→ Objective
For this exercise, copy out each line of the material below that includes "document".

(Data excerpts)
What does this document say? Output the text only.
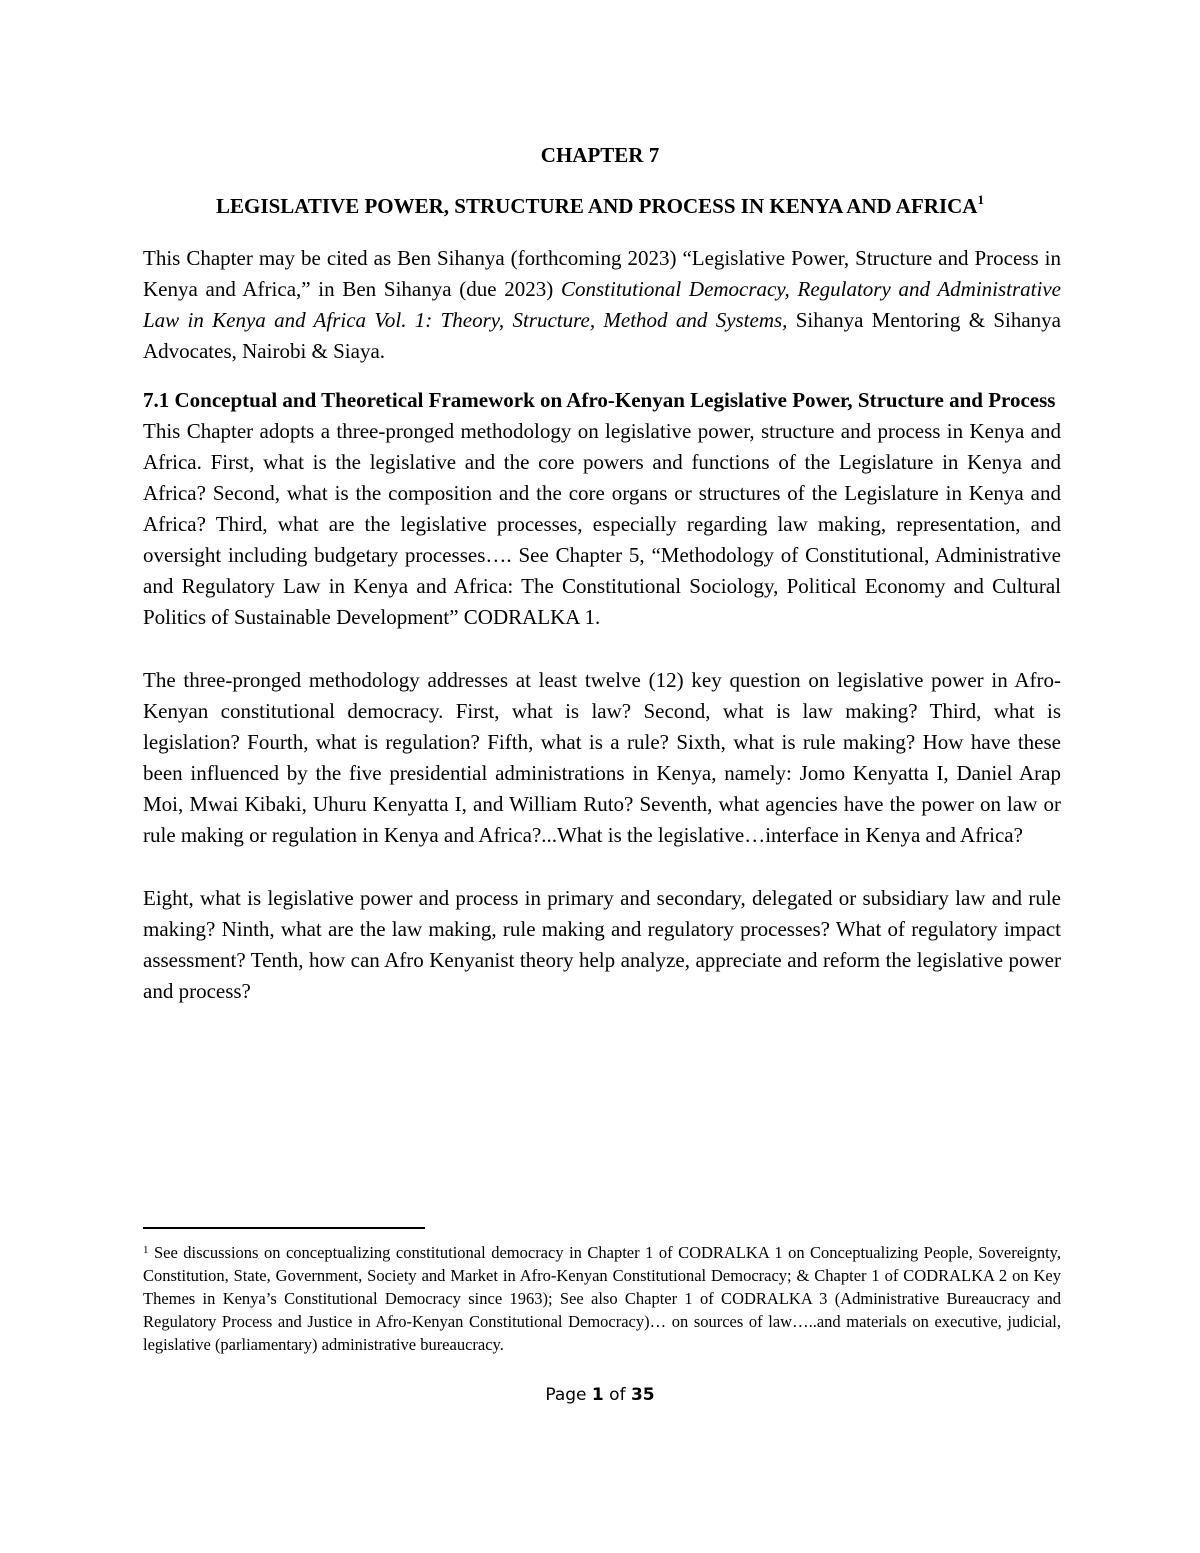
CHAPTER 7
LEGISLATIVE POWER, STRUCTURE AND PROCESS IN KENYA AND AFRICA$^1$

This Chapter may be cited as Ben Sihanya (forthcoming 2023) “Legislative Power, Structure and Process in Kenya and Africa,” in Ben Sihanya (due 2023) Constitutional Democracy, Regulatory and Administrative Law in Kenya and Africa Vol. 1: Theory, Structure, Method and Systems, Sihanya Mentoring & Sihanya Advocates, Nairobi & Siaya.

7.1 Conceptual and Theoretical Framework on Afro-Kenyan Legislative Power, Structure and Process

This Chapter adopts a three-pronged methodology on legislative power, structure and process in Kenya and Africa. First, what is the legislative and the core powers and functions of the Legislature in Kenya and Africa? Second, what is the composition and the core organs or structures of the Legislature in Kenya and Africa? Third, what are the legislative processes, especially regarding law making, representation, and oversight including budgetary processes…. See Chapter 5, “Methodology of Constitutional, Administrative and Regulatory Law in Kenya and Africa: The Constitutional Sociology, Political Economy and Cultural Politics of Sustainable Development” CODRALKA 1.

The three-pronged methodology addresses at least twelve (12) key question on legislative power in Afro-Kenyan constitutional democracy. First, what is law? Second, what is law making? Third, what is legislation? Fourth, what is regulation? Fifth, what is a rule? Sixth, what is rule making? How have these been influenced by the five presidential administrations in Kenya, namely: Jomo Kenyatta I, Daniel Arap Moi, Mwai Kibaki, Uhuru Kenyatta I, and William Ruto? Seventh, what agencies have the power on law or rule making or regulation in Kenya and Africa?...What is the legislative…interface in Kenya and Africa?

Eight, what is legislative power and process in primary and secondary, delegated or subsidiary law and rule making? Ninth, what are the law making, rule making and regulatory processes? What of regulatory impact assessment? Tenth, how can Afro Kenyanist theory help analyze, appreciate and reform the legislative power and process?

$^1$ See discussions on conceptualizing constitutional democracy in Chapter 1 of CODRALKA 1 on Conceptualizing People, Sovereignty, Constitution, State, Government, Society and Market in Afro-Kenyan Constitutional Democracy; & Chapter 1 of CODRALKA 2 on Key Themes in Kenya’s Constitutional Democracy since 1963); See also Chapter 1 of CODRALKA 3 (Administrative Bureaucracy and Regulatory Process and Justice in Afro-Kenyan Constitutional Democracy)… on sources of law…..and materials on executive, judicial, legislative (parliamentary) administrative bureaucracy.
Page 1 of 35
...
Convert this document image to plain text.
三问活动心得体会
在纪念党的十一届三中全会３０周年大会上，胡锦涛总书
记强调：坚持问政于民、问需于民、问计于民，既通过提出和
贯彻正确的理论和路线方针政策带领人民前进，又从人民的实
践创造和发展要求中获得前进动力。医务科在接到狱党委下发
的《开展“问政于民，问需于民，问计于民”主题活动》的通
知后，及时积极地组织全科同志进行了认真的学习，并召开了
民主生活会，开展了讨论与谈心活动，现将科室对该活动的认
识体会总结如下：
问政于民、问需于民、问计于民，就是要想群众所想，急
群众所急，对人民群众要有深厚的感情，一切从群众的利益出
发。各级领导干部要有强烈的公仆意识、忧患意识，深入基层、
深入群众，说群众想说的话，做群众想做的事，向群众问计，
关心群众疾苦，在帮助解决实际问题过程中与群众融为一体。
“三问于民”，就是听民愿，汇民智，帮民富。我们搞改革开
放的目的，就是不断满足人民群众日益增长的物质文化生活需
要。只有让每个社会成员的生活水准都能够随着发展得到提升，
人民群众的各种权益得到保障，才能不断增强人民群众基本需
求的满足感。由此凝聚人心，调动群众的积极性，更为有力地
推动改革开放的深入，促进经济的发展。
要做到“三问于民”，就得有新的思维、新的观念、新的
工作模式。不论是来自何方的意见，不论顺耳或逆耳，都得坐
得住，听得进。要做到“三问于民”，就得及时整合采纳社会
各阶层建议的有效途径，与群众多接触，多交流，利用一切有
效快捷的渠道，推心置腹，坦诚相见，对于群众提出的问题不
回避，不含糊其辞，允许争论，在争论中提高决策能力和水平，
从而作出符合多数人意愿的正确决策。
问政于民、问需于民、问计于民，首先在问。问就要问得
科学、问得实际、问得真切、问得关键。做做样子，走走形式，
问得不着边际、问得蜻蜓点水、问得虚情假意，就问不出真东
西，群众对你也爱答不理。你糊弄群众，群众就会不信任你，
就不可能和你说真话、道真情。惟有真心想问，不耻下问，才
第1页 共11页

→ Worked solution
What does this document say? Output the text only.
Convert this document image to plain text.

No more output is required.